+++ VORLIEGENDER TEXT +++
Bei den meisten Zeitungen aber verstehen sich die Redakteure
schon als Quotenrichter. Die wollen Quote haben.
Und die frühere Verantwortung gegenüber dem deutschen
Film ist auch bei denen, die noch eine funktionierende Filmseite
haben, wie die "Süddeutsche" und der "Kölner
Stadtanzeiger", heute einfach nicht mehr da. Ich bin
da immer ganz erschrocken. Vor zwei Wochen zum Beispiel schlage
ich den Kölner Stadtanzeiger auf, da sind dann zwei Filme,
die völlig unwichtig sind, sehr negativ besprochen, aber
sie nehmen die Hälfte der Seite ein. Und WOLFSBURG von
Christian Petzold und SIE HABEN KNUT, die beide beachtenswert
sind, und in der gleichen Woche starteten, werden dann auf
zwei Sätzen abgehandelt.
In der "Süddeutschen" lese ich dann Elogen
über Schauspielerinnen und ein kleiner deutscher Film
ist einfach nicht vorhanden. Oder dass Frau Nord in der taz
ihren Massstab zum Mass der Dinge macht, finde ich auch problematisch.
Wenn das woanders wäre, dann dürfte man nur noch
amerikanische Renner positiv besprechen. Das ist sehr sehr
problematisch, wenn man das macht.
Da ist man als Schreiber in Abhängigkeit von einem Redakteur
- das finde ich schon eine Diktatur des Schreibens.
Josef Schnelle: Ich muss dies etwas verteidigen. Wenn
da in der Woche 12 Filme starten, dann kann man nicht mehr
eine Filmseite der alten Art machen, auf der alle Filme besprochen
werden.
Hamacher: Doch, man kann dann die schlechten Filme,
die den Leser sowieso nicht interessieren, klein auf zwei
Zeilen besprechen. Erzähl mir nicht, dass die Leser des
"Kölner Stadtanzeiger" nur in amerikanische
Komödien gehen.
+++
Gib den Abschnitt des vorliegenden Textes wortgetreu aus, beginnend bei den Worten „Und die frühere“ und endend nach „zwei Sätzen abgehandelt.“.
+++ DATENAUSZUG +++
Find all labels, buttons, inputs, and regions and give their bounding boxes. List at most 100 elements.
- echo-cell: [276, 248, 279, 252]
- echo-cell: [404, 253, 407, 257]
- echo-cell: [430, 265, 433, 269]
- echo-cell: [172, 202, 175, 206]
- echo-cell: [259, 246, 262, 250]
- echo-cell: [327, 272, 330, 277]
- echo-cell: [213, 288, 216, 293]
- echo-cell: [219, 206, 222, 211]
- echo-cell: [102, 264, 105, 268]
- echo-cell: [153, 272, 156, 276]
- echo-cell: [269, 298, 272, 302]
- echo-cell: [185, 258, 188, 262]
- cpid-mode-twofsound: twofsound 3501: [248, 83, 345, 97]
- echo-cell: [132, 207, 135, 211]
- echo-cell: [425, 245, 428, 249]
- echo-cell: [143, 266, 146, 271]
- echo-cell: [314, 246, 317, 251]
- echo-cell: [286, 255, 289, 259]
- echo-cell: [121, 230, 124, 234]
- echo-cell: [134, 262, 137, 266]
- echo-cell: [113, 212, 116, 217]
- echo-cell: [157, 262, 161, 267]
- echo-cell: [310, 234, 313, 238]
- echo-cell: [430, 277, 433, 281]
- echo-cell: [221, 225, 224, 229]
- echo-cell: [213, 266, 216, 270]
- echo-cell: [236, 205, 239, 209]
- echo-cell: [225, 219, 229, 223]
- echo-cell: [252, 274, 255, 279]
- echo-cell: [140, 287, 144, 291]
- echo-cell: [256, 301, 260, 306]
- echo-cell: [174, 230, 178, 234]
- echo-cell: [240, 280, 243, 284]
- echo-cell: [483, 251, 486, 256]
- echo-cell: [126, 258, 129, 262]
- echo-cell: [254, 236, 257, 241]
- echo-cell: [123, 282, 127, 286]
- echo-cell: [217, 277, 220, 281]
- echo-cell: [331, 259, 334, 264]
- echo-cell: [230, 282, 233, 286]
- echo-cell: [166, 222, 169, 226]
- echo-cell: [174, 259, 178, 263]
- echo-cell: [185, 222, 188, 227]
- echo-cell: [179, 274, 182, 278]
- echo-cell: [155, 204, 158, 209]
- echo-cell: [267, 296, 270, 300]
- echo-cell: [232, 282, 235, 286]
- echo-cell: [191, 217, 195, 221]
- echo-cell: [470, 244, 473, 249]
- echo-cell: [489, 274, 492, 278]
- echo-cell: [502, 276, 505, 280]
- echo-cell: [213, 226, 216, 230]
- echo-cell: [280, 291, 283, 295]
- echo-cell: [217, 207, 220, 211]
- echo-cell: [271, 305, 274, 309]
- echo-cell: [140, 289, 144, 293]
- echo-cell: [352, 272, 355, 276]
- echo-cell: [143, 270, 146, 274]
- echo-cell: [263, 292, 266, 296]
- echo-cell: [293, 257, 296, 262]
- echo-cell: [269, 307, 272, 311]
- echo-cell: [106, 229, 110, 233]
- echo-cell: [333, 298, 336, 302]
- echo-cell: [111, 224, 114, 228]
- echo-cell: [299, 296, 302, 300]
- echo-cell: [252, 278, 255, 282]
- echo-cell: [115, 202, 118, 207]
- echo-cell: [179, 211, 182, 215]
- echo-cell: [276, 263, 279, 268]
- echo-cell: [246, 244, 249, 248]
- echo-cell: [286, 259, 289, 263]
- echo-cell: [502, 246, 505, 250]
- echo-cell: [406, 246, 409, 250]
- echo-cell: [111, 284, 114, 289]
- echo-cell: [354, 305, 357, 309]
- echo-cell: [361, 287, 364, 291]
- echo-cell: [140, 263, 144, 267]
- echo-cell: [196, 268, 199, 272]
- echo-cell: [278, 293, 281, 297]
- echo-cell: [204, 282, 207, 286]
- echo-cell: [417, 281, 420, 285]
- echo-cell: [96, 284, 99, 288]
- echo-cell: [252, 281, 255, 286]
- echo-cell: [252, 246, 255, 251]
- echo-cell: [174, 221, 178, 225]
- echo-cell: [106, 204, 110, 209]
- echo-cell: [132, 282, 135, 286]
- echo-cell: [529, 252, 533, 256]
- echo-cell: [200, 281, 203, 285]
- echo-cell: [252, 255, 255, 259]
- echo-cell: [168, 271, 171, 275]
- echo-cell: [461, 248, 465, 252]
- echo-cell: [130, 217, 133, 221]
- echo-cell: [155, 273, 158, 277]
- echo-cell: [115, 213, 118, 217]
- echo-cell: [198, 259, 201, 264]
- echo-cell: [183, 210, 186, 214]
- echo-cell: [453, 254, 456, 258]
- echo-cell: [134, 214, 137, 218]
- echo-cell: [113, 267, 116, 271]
+++
### ERGEBNIS
Und die frühere Verantwortung gegenüber dem deutschen
Film ist auch bei denen, die noch eine funktionierende Filmseite
haben, wie die "Süddeutsche" und der "Kölner
Stadtanzeiger", heute einfach nicht mehr da. Ich bin
da immer ganz erschrocken. Vor zwei Wochen zum Beispiel schlage
ich den Kölner Stadtanzeiger auf, da sind dann zwei Filme,
die völlig unwichtig sind, sehr negativ besprochen, aber
sie nehmen die Hälfte der Seite ein. Und WOLFSBURG von
Christian Petzold und SIE HABEN KNUT, die beide beachtenswert
sind, und in der gleichen Woche starteten, werden dann auf
zwei Sätzen abgehandelt.